▸ **Data listing**
>> START

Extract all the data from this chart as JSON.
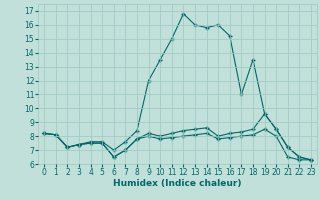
{
  "title": "",
  "xlabel": "Humidex (Indice chaleur)",
  "bg_color": "#c2e0da",
  "grid_color": "#9dc8c0",
  "line_color": "#006868",
  "xlim": [
    -0.5,
    23.5
  ],
  "ylim": [
    6,
    17.5
  ],
  "xticks": [
    0,
    1,
    2,
    3,
    4,
    5,
    6,
    7,
    8,
    9,
    10,
    11,
    12,
    13,
    14,
    15,
    16,
    17,
    18,
    19,
    20,
    21,
    22,
    23
  ],
  "yticks": [
    6,
    7,
    8,
    9,
    10,
    11,
    12,
    13,
    14,
    15,
    16,
    17
  ],
  "curve1_x": [
    0,
    1,
    2,
    3,
    4,
    5,
    6,
    7,
    8,
    9,
    10,
    11,
    12,
    13,
    14,
    15,
    16,
    17,
    18,
    19,
    20,
    21,
    22,
    23
  ],
  "curve1_y": [
    8.2,
    8.1,
    7.2,
    7.4,
    7.6,
    7.6,
    7.0,
    7.6,
    8.4,
    12.0,
    13.5,
    15.0,
    16.8,
    16.0,
    15.8,
    16.0,
    15.2,
    11.0,
    13.5,
    9.6,
    8.5,
    7.2,
    6.5,
    6.3
  ],
  "curve2_x": [
    0,
    1,
    2,
    3,
    4,
    5,
    6,
    7,
    8,
    9,
    10,
    11,
    12,
    13,
    14,
    15,
    16,
    17,
    18,
    19,
    20,
    21,
    22,
    23
  ],
  "curve2_y": [
    8.2,
    8.1,
    7.2,
    7.4,
    7.5,
    7.5,
    6.5,
    7.0,
    7.8,
    8.2,
    8.0,
    8.2,
    8.4,
    8.5,
    8.6,
    8.0,
    8.2,
    8.3,
    8.5,
    9.6,
    8.5,
    7.2,
    6.5,
    6.3
  ],
  "curve3_x": [
    0,
    1,
    2,
    3,
    4,
    5,
    6,
    7,
    8,
    9,
    10,
    11,
    12,
    13,
    14,
    15,
    16,
    17,
    18,
    19,
    20,
    21,
    22,
    23
  ],
  "curve3_y": [
    8.2,
    8.1,
    7.2,
    7.4,
    7.5,
    7.5,
    6.5,
    7.0,
    7.8,
    8.0,
    7.8,
    7.9,
    8.0,
    8.1,
    8.2,
    7.8,
    7.9,
    8.0,
    8.1,
    8.5,
    8.0,
    6.5,
    6.3,
    6.3
  ],
  "tick_fontsize": 5.5,
  "xlabel_fontsize": 6.5
}
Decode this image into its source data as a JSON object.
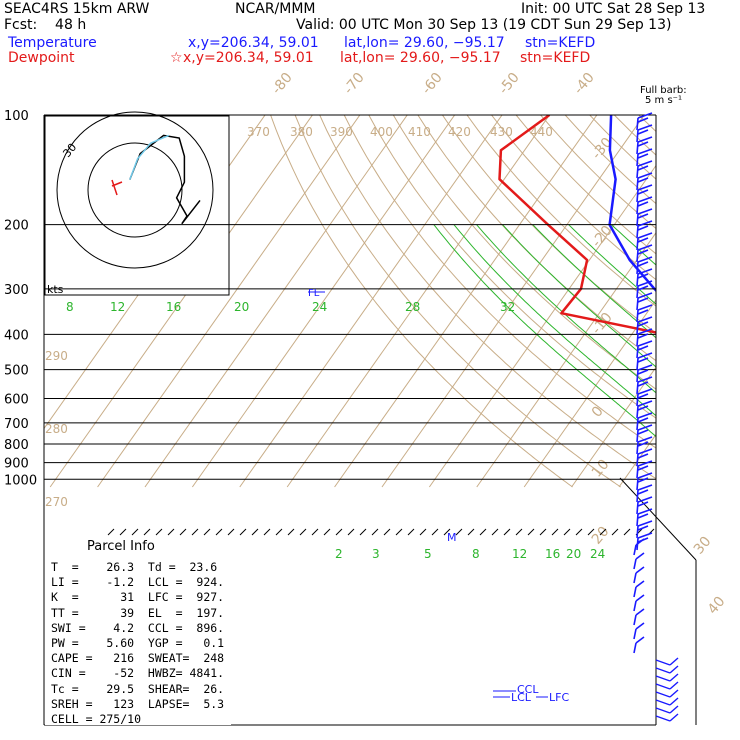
{
  "header": {
    "model": "SEAC4RS 15km ARW",
    "org": "NCAR/MMM",
    "init": "Init: 00 UTC Sat 28 Sep 13",
    "fcst": "Fcst:    48 h",
    "valid": "Valid: 00 UTC Mon 30 Sep 13 (19 CDT Sun 29 Sep 13)",
    "temp_label": "Temperature",
    "temp_loc": "x,y=206.34, 59.01",
    "temp_latlon": "lat,lon= 29.60, −95.17",
    "temp_stn": "stn=KEFD",
    "dew_label": "Dewpoint",
    "dew_loc": "x,y=206.34, 59.01",
    "dew_latlon": "lat,lon= 29.60, −95.17",
    "dew_stn": "stn=KEFD",
    "barb_label": "Full barb:",
    "barb_units": "5 m s⁻¹",
    "colors": {
      "temperature": "#1a1aff",
      "dewpoint": "#e31a1a",
      "dry_adiabat": "#c8ad88",
      "moist_adiabat": "#2db52d"
    }
  },
  "chart_data": {
    "type": "line",
    "pressure_levels": [
      "100",
      "200",
      "300",
      "400",
      "500",
      "600",
      "700",
      "800",
      "900",
      "1000"
    ],
    "isotherm_labels": [
      "-80",
      "-70",
      "-60",
      "-50",
      "-40",
      "-30",
      "-20",
      "-10",
      "0",
      "10",
      "20",
      "30",
      "40"
    ],
    "theta_labels": [
      "370",
      "380",
      "390",
      "400",
      "410",
      "420",
      "430",
      "440",
      "290",
      "280",
      "270"
    ],
    "mixing_ratio_labels": [
      "2",
      "3",
      "5",
      "8",
      "12",
      "16",
      "20",
      "24"
    ],
    "moist_adiabat_labels": [
      "8",
      "12",
      "16",
      "20",
      "24",
      "28",
      "32"
    ],
    "hodograph_units": "kts",
    "hodograph_label": "30",
    "level_labels": {
      "fl": "FL",
      "m": "M",
      "ccl": "CCL",
      "lcl": "LCL",
      "lfc": "LFC"
    },
    "series": [
      {
        "name": "Temperature",
        "color": "#1a1aff",
        "points": [
          [
            1000,
            26.3
          ],
          [
            975,
            24.0
          ],
          [
            950,
            21.4
          ],
          [
            925,
            19.5
          ],
          [
            900,
            17.8
          ],
          [
            850,
            14.5
          ],
          [
            800,
            11.0
          ],
          [
            750,
            7.2
          ],
          [
            700,
            3.4
          ],
          [
            650,
            -0.5
          ],
          [
            600,
            -4.8
          ],
          [
            550,
            -9.3
          ],
          [
            500,
            -14.3
          ],
          [
            450,
            -19.8
          ],
          [
            400,
            -26.0
          ],
          [
            350,
            -33.5
          ],
          [
            300,
            -42.0
          ],
          [
            250,
            -51.5
          ],
          [
            200,
            -61.0
          ],
          [
            150,
            -66.5
          ],
          [
            125,
            -72.0
          ],
          [
            100,
            -77.0
          ]
        ]
      },
      {
        "name": "Dewpoint",
        "color": "#e31a1a",
        "points": [
          [
            1000,
            23.6
          ],
          [
            975,
            21.5
          ],
          [
            950,
            16.5
          ],
          [
            925,
            12.5
          ],
          [
            900,
            10.8
          ],
          [
            850,
            7.3
          ],
          [
            800,
            3.5
          ],
          [
            750,
            -1.5
          ],
          [
            700,
            -6.8
          ],
          [
            650,
            -11.5
          ],
          [
            600,
            -17.0
          ],
          [
            550,
            -22.0
          ],
          [
            500,
            -26.5
          ],
          [
            450,
            -30.0
          ],
          [
            400,
            -33.0
          ],
          [
            350,
            -58.0
          ],
          [
            300,
            -57.5
          ],
          [
            250,
            -60.5
          ],
          [
            200,
            -74.0
          ],
          [
            150,
            -91.0
          ],
          [
            125,
            -95.0
          ],
          [
            100,
            -90.0
          ]
        ]
      }
    ],
    "hodograph": [
      [
        -2,
        4
      ],
      [
        2,
        14
      ],
      [
        11,
        21
      ],
      [
        17,
        20
      ],
      [
        19,
        13
      ],
      [
        19,
        3
      ],
      [
        16,
        -3
      ],
      [
        20,
        -10
      ],
      [
        18,
        -13
      ],
      [
        25,
        -4
      ]
    ],
    "hodograph_low": [
      [
        -2,
        4
      ],
      [
        1,
        12
      ],
      [
        6,
        18
      ],
      [
        13,
        21
      ]
    ]
  },
  "parcel": {
    "title": "Parcel Info",
    "rows": [
      "T  =    26.3  Td =  23.6",
      "LI =    -1.2  LCL =  924.",
      "K  =      31  LFC =  927.",
      "TT =      39  EL  =  197.",
      "SWI =    4.2  CCL =  896.",
      "PW =    5.60  YGP =   0.1",
      "CAPE =   216  SWEAT=  248",
      "CIN =    -52  HWBZ= 4841.",
      "Tc =    29.5  SHEAR=  26.",
      "SREH =   123  LAPSE=  5.3",
      "CELL = 275/10"
    ]
  }
}
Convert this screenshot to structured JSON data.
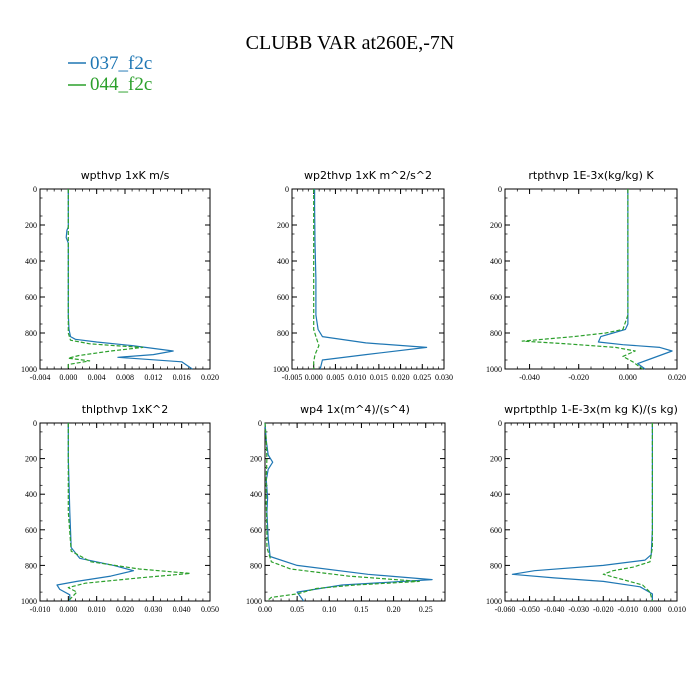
{
  "figure": {
    "title": "CLUBB VAR at260E,-7N",
    "legend": [
      {
        "label": "037_f2c",
        "color": "#1f77b4",
        "dash": "solid"
      },
      {
        "label": "044_f2c",
        "color": "#2ca02c",
        "dash": "dashed"
      }
    ]
  },
  "chart_data": [
    {
      "type": "line",
      "title": "wpthvp  1xK m/s",
      "xlim": [
        -0.004,
        0.02
      ],
      "ylim": [
        1000,
        0
      ],
      "xticks": [
        "-0.004",
        "0.000",
        "0.004",
        "0.008",
        "0.012",
        "0.016",
        "0.020"
      ],
      "xtick_values": [
        -0.004,
        0.0,
        0.004,
        0.008,
        0.012,
        0.016,
        0.02
      ],
      "yticks": [
        "0",
        "200",
        "400",
        "600",
        "800",
        "1000"
      ],
      "series": [
        {
          "name": "037_f2c",
          "color": "#1f77b4",
          "dash": "solid",
          "x": [
            0.0,
            0.0,
            0.0,
            -0.0002,
            -0.0003,
            0.0,
            0.0,
            0.0,
            0.0001,
            0.0003,
            0.001,
            0.004,
            0.009,
            0.0148,
            0.012,
            0.007,
            0.016,
            0.0175
          ],
          "y": [
            0,
            100,
            210,
            230,
            270,
            300,
            500,
            700,
            780,
            820,
            835,
            850,
            870,
            900,
            920,
            935,
            960,
            1000
          ]
        },
        {
          "name": "044_f2c",
          "color": "#2ca02c",
          "dash": "dashed",
          "x": [
            0.0,
            0.0,
            0.0,
            0.0,
            0.0,
            0.0,
            0.0,
            0.0003,
            0.003,
            0.0065,
            0.0105,
            0.006,
            0.0015,
            0.0,
            0.003,
            0.0,
            0.0
          ],
          "y": [
            0,
            100,
            200,
            300,
            500,
            700,
            800,
            840,
            860,
            870,
            880,
            900,
            925,
            940,
            955,
            975,
            1000
          ]
        }
      ]
    },
    {
      "type": "line",
      "title": "wp2thvp  1xK m^2/s^2",
      "xlim": [
        -0.005,
        0.03
      ],
      "ylim": [
        1000,
        0
      ],
      "xticks": [
        "-0.005",
        "0.000",
        "0.005",
        "0.010",
        "0.015",
        "0.020",
        "0.025",
        "0.030"
      ],
      "xtick_values": [
        -0.005,
        0.0,
        0.005,
        0.01,
        0.015,
        0.02,
        0.025,
        0.03
      ],
      "yticks": [
        "0",
        "200",
        "400",
        "600",
        "800",
        "1000"
      ],
      "series": [
        {
          "name": "037_f2c",
          "color": "#1f77b4",
          "dash": "solid",
          "x": [
            0.0002,
            0.0002,
            0.0003,
            0.0005,
            0.0005,
            0.001,
            0.002,
            0.012,
            0.026,
            0.012,
            0.002,
            0.0015
          ],
          "y": [
            0,
            100,
            300,
            500,
            700,
            780,
            820,
            855,
            880,
            920,
            950,
            1000
          ]
        },
        {
          "name": "044_f2c",
          "color": "#2ca02c",
          "dash": "dashed",
          "x": [
            0.0,
            0.0,
            0.0,
            0.0,
            0.0,
            0.0005,
            0.0012,
            0.0003,
            0.0,
            0.0
          ],
          "y": [
            0,
            200,
            400,
            600,
            780,
            820,
            870,
            920,
            960,
            1000
          ]
        }
      ]
    },
    {
      "type": "line",
      "title": "rtpthvp  1E-3x(kg/kg) K",
      "xlim": [
        -0.05,
        0.02
      ],
      "ylim": [
        1000,
        0
      ],
      "xticks": [
        "-0.040",
        "-0.020",
        "0.000",
        "0.020"
      ],
      "xtick_values": [
        -0.04,
        -0.02,
        0.0,
        0.02
      ],
      "yticks": [
        "0",
        "200",
        "400",
        "600",
        "800",
        "1000"
      ],
      "series": [
        {
          "name": "037_f2c",
          "color": "#1f77b4",
          "dash": "solid",
          "x": [
            0.0,
            0.0,
            0.0,
            0.0,
            -0.001,
            -0.006,
            -0.011,
            -0.012,
            -0.002,
            0.013,
            0.018,
            0.008,
            0.004,
            0.007
          ],
          "y": [
            0,
            200,
            500,
            750,
            780,
            800,
            820,
            850,
            865,
            880,
            900,
            950,
            970,
            1000
          ]
        },
        {
          "name": "044_f2c",
          "color": "#2ca02c",
          "dash": "dashed",
          "x": [
            0.0,
            0.0,
            0.0,
            -0.002,
            -0.009,
            -0.022,
            -0.043,
            -0.025,
            -0.005,
            0.003,
            -0.002,
            0.002,
            0.006
          ],
          "y": [
            0,
            200,
            700,
            780,
            800,
            820,
            845,
            860,
            880,
            900,
            930,
            960,
            1000
          ]
        }
      ]
    },
    {
      "type": "line",
      "title": "thlpthvp  1xK^2",
      "xlim": [
        -0.01,
        0.05
      ],
      "ylim": [
        1000,
        0
      ],
      "xticks": [
        "-0.010",
        "0.000",
        "0.010",
        "0.020",
        "0.030",
        "0.040",
        "0.050"
      ],
      "xtick_values": [
        -0.01,
        0.0,
        0.01,
        0.02,
        0.03,
        0.04,
        0.05
      ],
      "yticks": [
        "0",
        "200",
        "400",
        "600",
        "800",
        "1000"
      ],
      "series": [
        {
          "name": "037_f2c",
          "color": "#1f77b4",
          "dash": "solid",
          "x": [
            0.0,
            0.0,
            0.0005,
            0.001,
            0.004,
            0.016,
            0.023,
            0.015,
            0.003,
            -0.004,
            -0.003,
            0.0005,
            0.0005
          ],
          "y": [
            0,
            200,
            500,
            700,
            760,
            800,
            830,
            860,
            890,
            910,
            935,
            965,
            1000
          ]
        },
        {
          "name": "044_f2c",
          "color": "#2ca02c",
          "dash": "dashed",
          "x": [
            0.0,
            0.0,
            0.0,
            0.001,
            0.008,
            0.025,
            0.043,
            0.025,
            0.006,
            0.0,
            0.003,
            0.0
          ],
          "y": [
            0,
            200,
            500,
            720,
            780,
            820,
            845,
            870,
            900,
            925,
            950,
            1000
          ]
        }
      ]
    },
    {
      "type": "line",
      "title": "wp4  1x(m^4)/(s^4)",
      "xlim": [
        0.0,
        0.28
      ],
      "ylim": [
        1000,
        0
      ],
      "xticks": [
        "0.00",
        "0.05",
        "0.10",
        "0.15",
        "0.20",
        "0.25"
      ],
      "xtick_values": [
        0.0,
        0.05,
        0.1,
        0.15,
        0.2,
        0.25
      ],
      "yticks": [
        "0",
        "200",
        "400",
        "600",
        "800",
        "1000"
      ],
      "series": [
        {
          "name": "037_f2c",
          "color": "#1f77b4",
          "dash": "solid",
          "x": [
            0.0,
            0.002,
            0.005,
            0.012,
            0.005,
            0.002,
            0.004,
            0.003,
            0.005,
            0.008,
            0.05,
            0.16,
            0.26,
            0.12,
            0.05,
            0.06
          ],
          "y": [
            0,
            100,
            180,
            220,
            260,
            320,
            420,
            500,
            650,
            750,
            800,
            850,
            880,
            910,
            950,
            1000
          ]
        },
        {
          "name": "044_f2c",
          "color": "#2ca02c",
          "dash": "dashed",
          "x": [
            0.0,
            0.002,
            0.003,
            0.002,
            0.002,
            0.003,
            0.003,
            0.01,
            0.04,
            0.13,
            0.24,
            0.14,
            0.08,
            0.05,
            0.01,
            0.003
          ],
          "y": [
            0,
            100,
            200,
            300,
            450,
            600,
            700,
            780,
            820,
            860,
            890,
            910,
            930,
            960,
            980,
            1000
          ]
        }
      ]
    },
    {
      "type": "line",
      "title": "wprtpthlp  1-E-3x(m kg K)/(s kg)",
      "xlim": [
        -0.06,
        0.01
      ],
      "ylim": [
        1000,
        0
      ],
      "xticks": [
        "-0.060",
        "-0.050",
        "-0.040",
        "-0.030",
        "-0.020",
        "-0.010",
        "0.000",
        "0.010"
      ],
      "xtick_values": [
        -0.06,
        -0.05,
        -0.04,
        -0.03,
        -0.02,
        -0.01,
        0.0,
        0.01
      ],
      "yticks": [
        "0",
        "200",
        "400",
        "600",
        "800",
        "1000"
      ],
      "series": [
        {
          "name": "037_f2c",
          "color": "#1f77b4",
          "dash": "solid",
          "x": [
            0.0,
            0.0,
            0.0,
            -0.0005,
            -0.003,
            -0.02,
            -0.048,
            -0.057,
            -0.04,
            -0.02,
            -0.005,
            0.0,
            0.0
          ],
          "y": [
            0,
            200,
            600,
            740,
            770,
            800,
            830,
            850,
            870,
            890,
            920,
            960,
            1000
          ]
        },
        {
          "name": "044_f2c",
          "color": "#2ca02c",
          "dash": "dashed",
          "x": [
            0.0,
            0.0,
            0.0,
            -0.001,
            -0.008,
            -0.016,
            -0.02,
            -0.012,
            -0.004,
            -0.001,
            0.0
          ],
          "y": [
            0,
            200,
            700,
            780,
            810,
            830,
            850,
            880,
            910,
            950,
            1000
          ]
        }
      ]
    }
  ]
}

>> END

▸ **Given instruction**
In the lines above, find each one with "JSON" and list it.

▸ **Response below**
Extract all the data from this chart as JSON.
Decode this image into its source data as a JSON object.
Convert this screenshot to structured JSON data.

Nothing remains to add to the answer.